*What the task asks*: Count every line of the listing where the string "source" occurs, and reply with the count alone.

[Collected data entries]
****************
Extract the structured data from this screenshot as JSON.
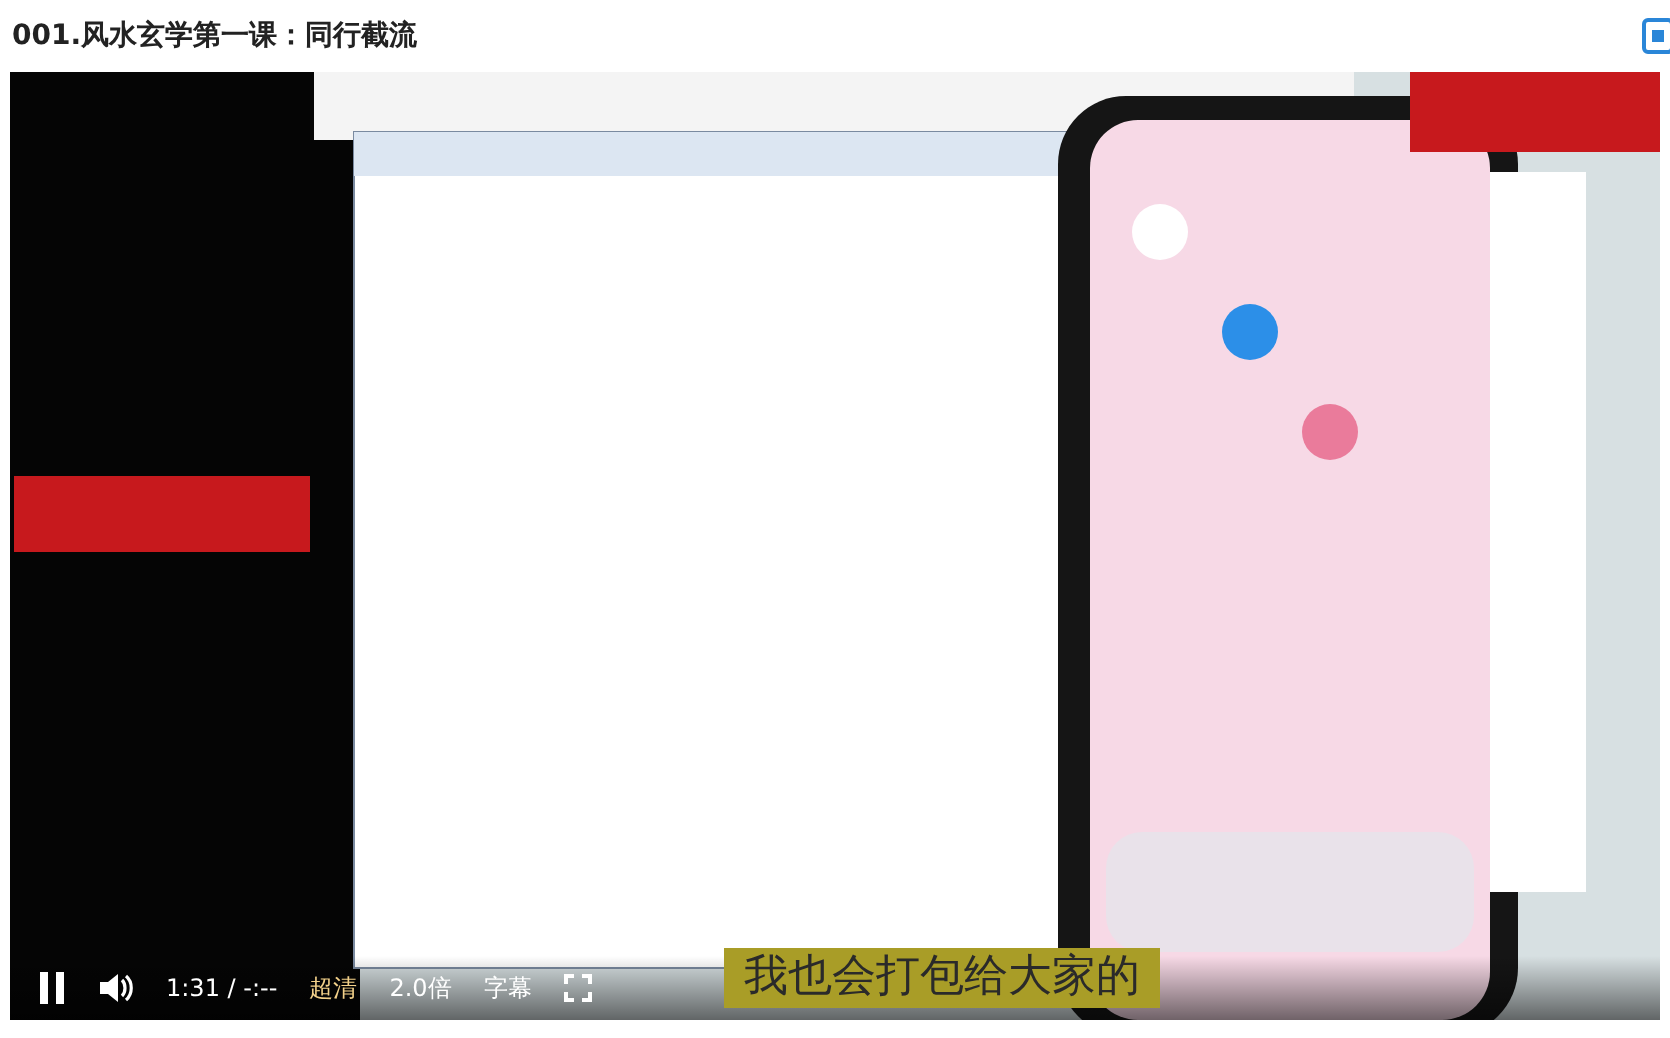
{
  "title": "001.风水玄学第一课：同行截流",
  "player": {
    "playing": true,
    "time": "1:31",
    "separator": "/",
    "duration": "-:--",
    "quality": "超清",
    "speed": "2.0倍",
    "subtitles_button": "字幕",
    "caption": "我也会打包给大家的"
  }
}
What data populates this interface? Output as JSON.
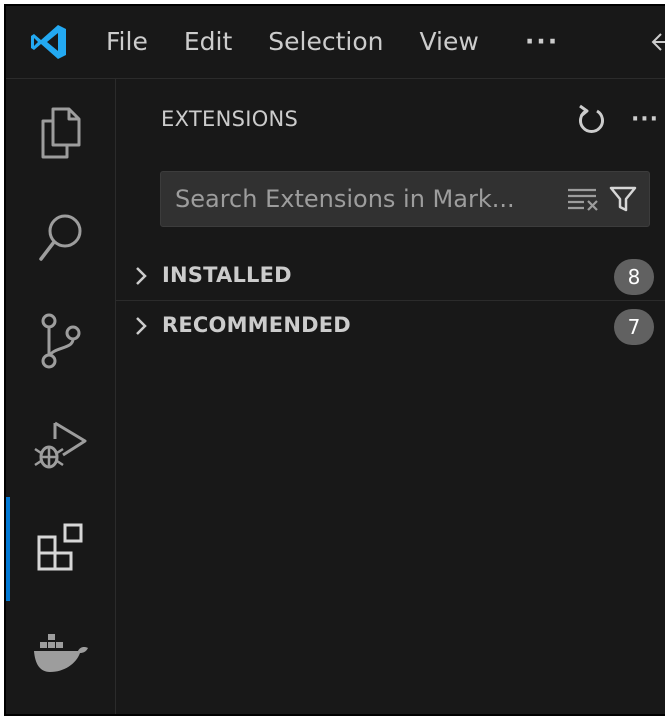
{
  "menu": {
    "file": "File",
    "edit": "Edit",
    "selection": "Selection",
    "view": "View",
    "more": "···"
  },
  "activity_bar": {
    "items": [
      {
        "icon": "explorer-icon"
      },
      {
        "icon": "search-icon"
      },
      {
        "icon": "source-control-icon"
      },
      {
        "icon": "run-debug-icon"
      },
      {
        "icon": "extensions-icon",
        "active": true
      },
      {
        "icon": "docker-icon"
      }
    ]
  },
  "sidebar": {
    "title": "EXTENSIONS",
    "more": "···",
    "search": {
      "placeholder": "Search Extensions in Mark..."
    },
    "sections": {
      "installed": {
        "label": "INSTALLED",
        "count": "8"
      },
      "recommended": {
        "label": "RECOMMENDED",
        "count": "7"
      }
    }
  },
  "colors": {
    "background": "#181818",
    "text": "#cccccc",
    "accent": "#0078d4",
    "logo": "#23a9f2",
    "badge": "#616161"
  }
}
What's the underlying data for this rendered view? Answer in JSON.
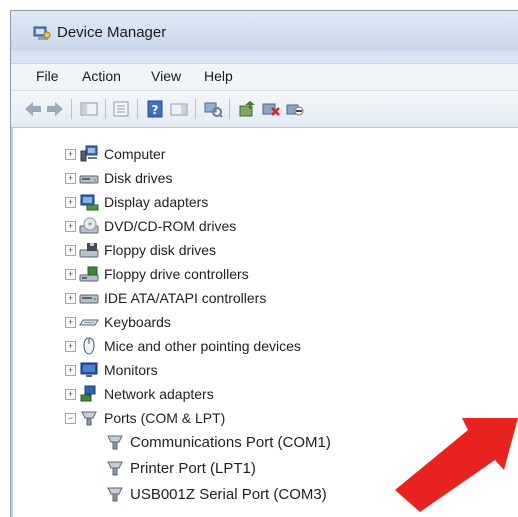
{
  "window": {
    "title": "Device Manager"
  },
  "menu": [
    {
      "label": "File"
    },
    {
      "label": "Action"
    },
    {
      "label": "View"
    },
    {
      "label": "Help"
    }
  ],
  "toolbar": {
    "buttons": [
      "back-icon",
      "forward-icon",
      "show-hide-console-tree-icon",
      "properties-icon",
      "help-icon",
      "action-pane-icon",
      "scan-hardware-icon",
      "update-driver-icon",
      "uninstall-icon",
      "disable-icon"
    ]
  },
  "tree": {
    "categories": [
      {
        "label": "Computer",
        "icon": "computer-icon",
        "expanded": false
      },
      {
        "label": "Disk drives",
        "icon": "disk-drive-icon",
        "expanded": false
      },
      {
        "label": "Display adapters",
        "icon": "display-adapter-icon",
        "expanded": false
      },
      {
        "label": "DVD/CD-ROM drives",
        "icon": "dvd-drive-icon",
        "expanded": false
      },
      {
        "label": "Floppy disk drives",
        "icon": "floppy-disk-icon",
        "expanded": false
      },
      {
        "label": "Floppy drive controllers",
        "icon": "floppy-controller-icon",
        "expanded": false
      },
      {
        "label": "IDE ATA/ATAPI controllers",
        "icon": "ide-controller-icon",
        "expanded": false
      },
      {
        "label": "Keyboards",
        "icon": "keyboard-icon",
        "expanded": false
      },
      {
        "label": "Mice and other pointing devices",
        "icon": "mouse-icon",
        "expanded": false
      },
      {
        "label": "Monitors",
        "icon": "monitor-icon",
        "expanded": false
      },
      {
        "label": "Network adapters",
        "icon": "network-adapter-icon",
        "expanded": false
      },
      {
        "label": "Ports (COM & LPT)",
        "icon": "port-icon",
        "expanded": true
      }
    ],
    "ports_children": [
      {
        "label": "Communications Port (COM1)",
        "icon": "port-icon"
      },
      {
        "label": "Printer Port (LPT1)",
        "icon": "port-icon"
      },
      {
        "label": "USB001Z Serial Port (COM3)",
        "icon": "port-icon"
      }
    ]
  },
  "colors": {
    "arrow": "#e8231f",
    "window_frame": "#d9e4f1"
  }
}
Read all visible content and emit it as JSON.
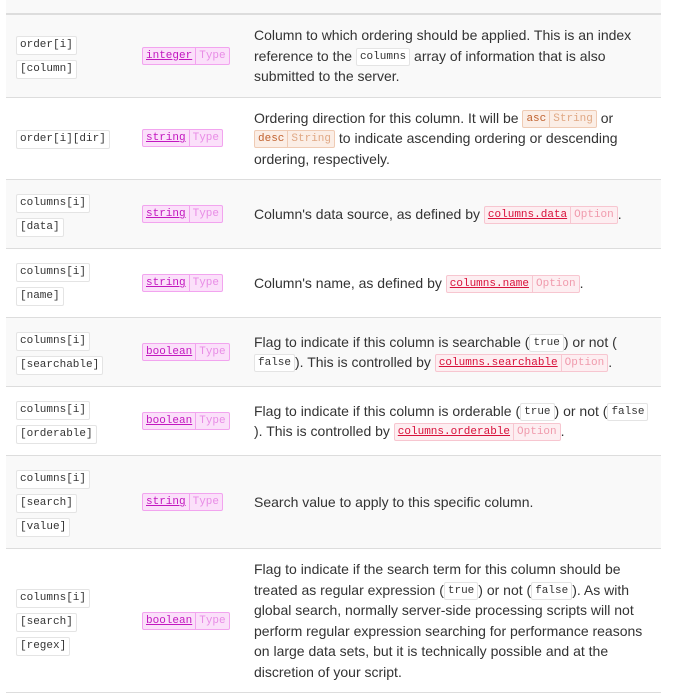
{
  "colors": {
    "type_chip": "#c217bf",
    "option_chip": "#d8103a",
    "string_chip": "#c0612e",
    "row_alt": "#f9f9f9"
  },
  "rows": [
    {
      "param": [
        "order[i]",
        "[column]"
      ],
      "type": {
        "value": "integer",
        "label": "Type"
      },
      "desc": [
        {
          "t": "Column to which ordering should be applied. This is an index reference to the "
        },
        {
          "code": "columns"
        },
        {
          "t": " array of information that is also submitted to the server."
        }
      ]
    },
    {
      "param": [
        "order[i][dir]"
      ],
      "type": {
        "value": "string",
        "label": "Type"
      },
      "desc": [
        {
          "t": "Ordering direction for this column. It will be "
        },
        {
          "chip": "asc",
          "label": "String",
          "kind": "str"
        },
        {
          "t": " or "
        },
        {
          "chip": "desc",
          "label": "String",
          "kind": "str"
        },
        {
          "t": " to indicate ascending ordering or descending ordering, respectively."
        }
      ]
    },
    {
      "param": [
        "columns[i]",
        "[data]"
      ],
      "type": {
        "value": "string",
        "label": "Type"
      },
      "desc": [
        {
          "t": "Column's data source, as defined by "
        },
        {
          "chip": "columns.data",
          "label": "Option",
          "kind": "opt"
        },
        {
          "t": "."
        }
      ]
    },
    {
      "param": [
        "columns[i]",
        "[name]"
      ],
      "type": {
        "value": "string",
        "label": "Type"
      },
      "desc": [
        {
          "t": "Column's name, as defined by "
        },
        {
          "chip": "columns.name",
          "label": "Option",
          "kind": "opt"
        },
        {
          "t": "."
        }
      ]
    },
    {
      "param": [
        "columns[i]",
        "[searchable]"
      ],
      "type": {
        "value": "boolean",
        "label": "Type"
      },
      "desc": [
        {
          "t": "Flag to indicate if this column is searchable ("
        },
        {
          "code": "true"
        },
        {
          "t": ") or not ("
        },
        {
          "code": "false"
        },
        {
          "t": "). This is controlled by "
        },
        {
          "chip": "columns.searchable",
          "label": "Option",
          "kind": "opt"
        },
        {
          "t": "."
        }
      ]
    },
    {
      "param": [
        "columns[i]",
        "[orderable]"
      ],
      "type": {
        "value": "boolean",
        "label": "Type"
      },
      "desc": [
        {
          "t": "Flag to indicate if this column is orderable ("
        },
        {
          "code": "true"
        },
        {
          "t": ") or not ("
        },
        {
          "code": "false"
        },
        {
          "t": "). This is controlled by "
        },
        {
          "chip": "columns.orderable",
          "label": "Option",
          "kind": "opt"
        },
        {
          "t": "."
        }
      ]
    },
    {
      "param": [
        "columns[i]",
        "[search]",
        "[value]"
      ],
      "type": {
        "value": "string",
        "label": "Type"
      },
      "desc": [
        {
          "t": "Search value to apply to this specific column."
        }
      ]
    },
    {
      "param": [
        "columns[i]",
        "[search]",
        "[regex]"
      ],
      "type": {
        "value": "boolean",
        "label": "Type"
      },
      "desc": [
        {
          "t": "Flag to indicate if the search term for this column should be treated as regular expression ("
        },
        {
          "code": "true"
        },
        {
          "t": ") or not ("
        },
        {
          "code": "false"
        },
        {
          "t": "). As with global search, normally server-side processing scripts will not perform regular expression searching for performance reasons on large data sets, but it is technically possible and at the discretion of your script."
        }
      ]
    }
  ]
}
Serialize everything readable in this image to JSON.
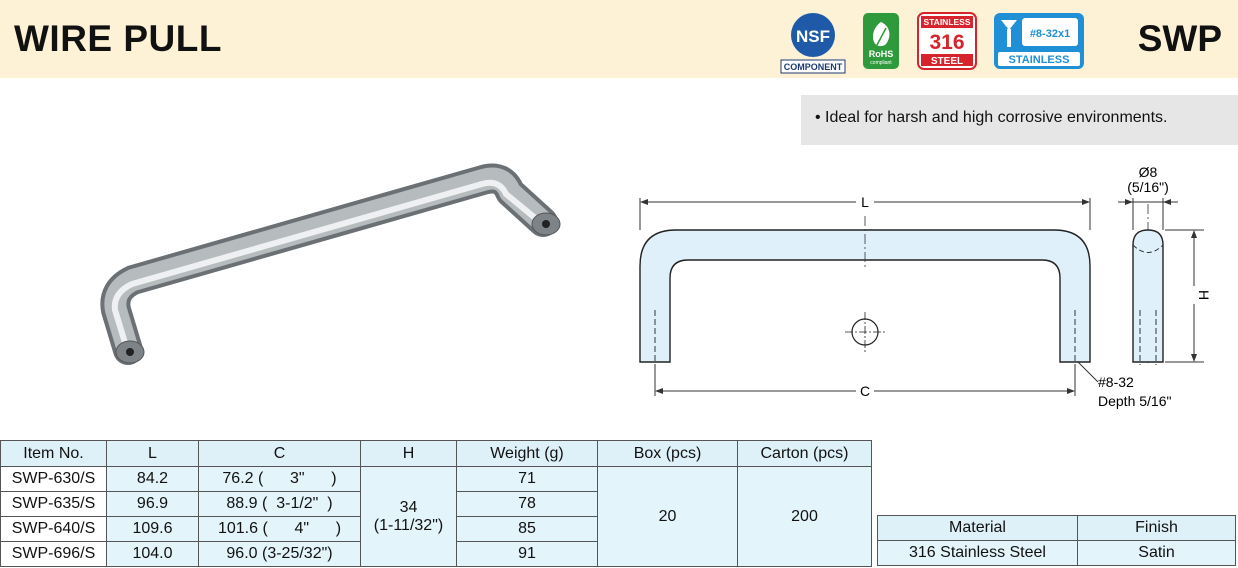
{
  "header": {
    "title": "WIRE PULL",
    "code": "SWP",
    "badges": {
      "nsf_top": "NSF",
      "nsf_bottom": "COMPONENT",
      "rohs_line1": "RoHS",
      "rohs_line2": "compliant",
      "steel_line1": "STAINLESS",
      "steel_line2": "316",
      "steel_line3": "STEEL",
      "screw_spec": "#8-32x1",
      "screw_label": "STAINLESS"
    }
  },
  "feature": "• Ideal for harsh and high corrosive environments.",
  "drawing": {
    "dim_L": "L",
    "dim_C": "C",
    "dim_H": "H",
    "diameter": "Ø8",
    "diameter_in": "(5/16\")",
    "thread": "#8-32",
    "depth": "Depth 5/16\""
  },
  "spec_table": {
    "headers": [
      "Item No.",
      "L",
      "C",
      "H",
      "Weight (g)",
      "Box (pcs)",
      "Carton (pcs)"
    ],
    "rows": [
      {
        "item": "SWP-630/S",
        "L": "84.2",
        "C": "76.2 (      3\"      )",
        "weight": "71"
      },
      {
        "item": "SWP-635/S",
        "L": "96.9",
        "C": "88.9 (  3-1/2\"  )",
        "weight": "78"
      },
      {
        "item": "SWP-640/S",
        "L": "109.6",
        "C": "101.6 (      4\"      )",
        "weight": "85"
      },
      {
        "item": "SWP-696/S",
        "L": "104.0",
        "C": "96.0 (3-25/32\")",
        "weight": "91"
      }
    ],
    "H_value": "34",
    "H_inch": "(1-11/32\")",
    "box": "20",
    "carton": "200"
  },
  "material_table": {
    "headers": [
      "Material",
      "Finish"
    ],
    "material": "316 Stainless Steel",
    "finish": "Satin"
  }
}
****************
*Written reply*: 2